**Prompt**
Copy out each line of the material below with no changes.

**Records provided**
============
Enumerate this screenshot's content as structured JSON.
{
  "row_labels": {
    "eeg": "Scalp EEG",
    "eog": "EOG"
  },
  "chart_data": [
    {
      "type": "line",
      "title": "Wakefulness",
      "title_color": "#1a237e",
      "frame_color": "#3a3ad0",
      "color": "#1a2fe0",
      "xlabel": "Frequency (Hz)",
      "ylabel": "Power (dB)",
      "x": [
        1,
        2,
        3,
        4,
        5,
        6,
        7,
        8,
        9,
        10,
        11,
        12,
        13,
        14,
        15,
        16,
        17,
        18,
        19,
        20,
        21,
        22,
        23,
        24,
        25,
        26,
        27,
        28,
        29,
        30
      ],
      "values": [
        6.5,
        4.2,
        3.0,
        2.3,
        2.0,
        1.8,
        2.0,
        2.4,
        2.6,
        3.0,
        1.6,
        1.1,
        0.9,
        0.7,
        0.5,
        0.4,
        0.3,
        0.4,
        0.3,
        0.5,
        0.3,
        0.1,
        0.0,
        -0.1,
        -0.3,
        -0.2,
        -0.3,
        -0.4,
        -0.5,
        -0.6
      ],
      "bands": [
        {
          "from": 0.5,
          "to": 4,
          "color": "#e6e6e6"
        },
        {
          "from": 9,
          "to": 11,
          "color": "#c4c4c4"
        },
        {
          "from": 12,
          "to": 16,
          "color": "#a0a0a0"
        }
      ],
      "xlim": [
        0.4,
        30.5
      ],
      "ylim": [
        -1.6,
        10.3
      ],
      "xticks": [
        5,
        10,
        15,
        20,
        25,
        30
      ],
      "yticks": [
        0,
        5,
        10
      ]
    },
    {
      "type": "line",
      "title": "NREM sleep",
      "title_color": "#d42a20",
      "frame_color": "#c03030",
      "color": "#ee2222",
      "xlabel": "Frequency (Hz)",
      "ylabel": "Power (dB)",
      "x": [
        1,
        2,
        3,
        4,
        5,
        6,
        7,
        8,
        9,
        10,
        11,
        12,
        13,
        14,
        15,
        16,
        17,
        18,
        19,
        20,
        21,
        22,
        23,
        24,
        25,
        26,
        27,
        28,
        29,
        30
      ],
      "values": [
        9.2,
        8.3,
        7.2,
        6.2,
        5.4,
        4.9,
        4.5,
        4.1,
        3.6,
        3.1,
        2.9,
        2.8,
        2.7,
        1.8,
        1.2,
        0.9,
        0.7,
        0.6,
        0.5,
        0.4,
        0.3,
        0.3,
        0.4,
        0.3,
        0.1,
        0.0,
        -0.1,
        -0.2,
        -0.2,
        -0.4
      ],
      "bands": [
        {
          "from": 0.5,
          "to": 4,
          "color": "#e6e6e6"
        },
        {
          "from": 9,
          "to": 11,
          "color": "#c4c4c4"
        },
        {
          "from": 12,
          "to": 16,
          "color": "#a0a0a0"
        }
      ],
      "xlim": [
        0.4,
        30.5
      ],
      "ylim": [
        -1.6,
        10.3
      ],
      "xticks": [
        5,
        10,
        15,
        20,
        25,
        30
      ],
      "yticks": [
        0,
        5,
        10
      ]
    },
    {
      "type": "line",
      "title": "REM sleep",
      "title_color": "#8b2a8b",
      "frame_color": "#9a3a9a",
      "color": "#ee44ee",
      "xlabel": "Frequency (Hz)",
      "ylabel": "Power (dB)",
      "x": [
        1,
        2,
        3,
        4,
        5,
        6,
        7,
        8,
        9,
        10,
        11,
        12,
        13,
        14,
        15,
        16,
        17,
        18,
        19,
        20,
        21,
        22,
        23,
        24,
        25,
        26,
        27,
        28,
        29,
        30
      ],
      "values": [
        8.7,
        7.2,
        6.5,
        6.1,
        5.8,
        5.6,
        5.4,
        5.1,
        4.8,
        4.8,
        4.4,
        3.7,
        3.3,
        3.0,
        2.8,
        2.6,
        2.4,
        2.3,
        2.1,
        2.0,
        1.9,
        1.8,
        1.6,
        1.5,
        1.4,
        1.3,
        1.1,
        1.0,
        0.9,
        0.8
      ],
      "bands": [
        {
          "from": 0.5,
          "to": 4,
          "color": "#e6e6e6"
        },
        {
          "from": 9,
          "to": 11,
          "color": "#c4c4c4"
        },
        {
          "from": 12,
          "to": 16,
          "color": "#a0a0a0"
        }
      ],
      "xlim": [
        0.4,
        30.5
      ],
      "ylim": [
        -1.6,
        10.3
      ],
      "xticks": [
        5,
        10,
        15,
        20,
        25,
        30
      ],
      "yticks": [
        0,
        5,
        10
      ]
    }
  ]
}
============
**Answer to the problem**
Enumerate this screenshot's content as structured JSON.
{
  "row_labels": {
    "eeg": "Scalp EEG",
    "eog": "EOG"
  },
  "chart_data": [
    {
      "type": "line",
      "title": "Wakefulness",
      "title_color": "#1a237e",
      "frame_color": "#3a3ad0",
      "color": "#1a2fe0",
      "xlabel": "Frequency (Hz)",
      "ylabel": "Power (dB)",
      "x": [
        1,
        2,
        3,
        4,
        5,
        6,
        7,
        8,
        9,
        10,
        11,
        12,
        13,
        14,
        15,
        16,
        17,
        18,
        19,
        20,
        21,
        22,
        23,
        24,
        25,
        26,
        27,
        28,
        29,
        30
      ],
      "values": [
        6.5,
        4.2,
        3.0,
        2.3,
        2.0,
        1.8,
        2.0,
        2.4,
        2.6,
        3.0,
        1.6,
        1.1,
        0.9,
        0.7,
        0.5,
        0.4,
        0.3,
        0.4,
        0.3,
        0.5,
        0.3,
        0.1,
        0.0,
        -0.1,
        -0.3,
        -0.2,
        -0.3,
        -0.4,
        -0.5,
        -0.6
      ],
      "bands": [
        {
          "from": 0.5,
          "to": 4,
          "color": "#e6e6e6"
        },
        {
          "from": 9,
          "to": 11,
          "color": "#c4c4c4"
        },
        {
          "from": 12,
          "to": 16,
          "color": "#a0a0a0"
        }
      ],
      "xlim": [
        0.4,
        30.5
      ],
      "ylim": [
        -1.6,
        10.3
      ],
      "xticks": [
        5,
        10,
        15,
        20,
        25,
        30
      ],
      "yticks": [
        0,
        5,
        10
      ]
    },
    {
      "type": "line",
      "title": "NREM sleep",
      "title_color": "#d42a20",
      "frame_color": "#c03030",
      "color": "#ee2222",
      "xlabel": "Frequency (Hz)",
      "ylabel": "Power (dB)",
      "x": [
        1,
        2,
        3,
        4,
        5,
        6,
        7,
        8,
        9,
        10,
        11,
        12,
        13,
        14,
        15,
        16,
        17,
        18,
        19,
        20,
        21,
        22,
        23,
        24,
        25,
        26,
        27,
        28,
        29,
        30
      ],
      "values": [
        9.2,
        8.3,
        7.2,
        6.2,
        5.4,
        4.9,
        4.5,
        4.1,
        3.6,
        3.1,
        2.9,
        2.8,
        2.7,
        1.8,
        1.2,
        0.9,
        0.7,
        0.6,
        0.5,
        0.4,
        0.3,
        0.3,
        0.4,
        0.3,
        0.1,
        0.0,
        -0.1,
        -0.2,
        -0.2,
        -0.4
      ],
      "bands": [
        {
          "from": 0.5,
          "to": 4,
          "color": "#e6e6e6"
        },
        {
          "from": 9,
          "to": 11,
          "color": "#c4c4c4"
        },
        {
          "from": 12,
          "to": 16,
          "color": "#a0a0a0"
        }
      ],
      "xlim": [
        0.4,
        30.5
      ],
      "ylim": [
        -1.6,
        10.3
      ],
      "xticks": [
        5,
        10,
        15,
        20,
        25,
        30
      ],
      "yticks": [
        0,
        5,
        10
      ]
    },
    {
      "type": "line",
      "title": "REM sleep",
      "title_color": "#8b2a8b",
      "frame_color": "#9a3a9a",
      "color": "#ee44ee",
      "xlabel": "Frequency (Hz)",
      "ylabel": "Power (dB)",
      "x": [
        1,
        2,
        3,
        4,
        5,
        6,
        7,
        8,
        9,
        10,
        11,
        12,
        13,
        14,
        15,
        16,
        17,
        18,
        19,
        20,
        21,
        22,
        23,
        24,
        25,
        26,
        27,
        28,
        29,
        30
      ],
      "values": [
        8.7,
        7.2,
        6.5,
        6.1,
        5.8,
        5.6,
        5.4,
        5.1,
        4.8,
        4.8,
        4.4,
        3.7,
        3.3,
        3.0,
        2.8,
        2.6,
        2.4,
        2.3,
        2.1,
        2.0,
        1.9,
        1.8,
        1.6,
        1.5,
        1.4,
        1.3,
        1.1,
        1.0,
        0.9,
        0.8
      ],
      "bands": [
        {
          "from": 0.5,
          "to": 4,
          "color": "#e6e6e6"
        },
        {
          "from": 9,
          "to": 11,
          "color": "#c4c4c4"
        },
        {
          "from": 12,
          "to": 16,
          "color": "#a0a0a0"
        }
      ],
      "xlim": [
        0.4,
        30.5
      ],
      "ylim": [
        -1.6,
        10.3
      ],
      "xticks": [
        5,
        10,
        15,
        20,
        25,
        30
      ],
      "yticks": [
        0,
        5,
        10
      ]
    }
  ]
}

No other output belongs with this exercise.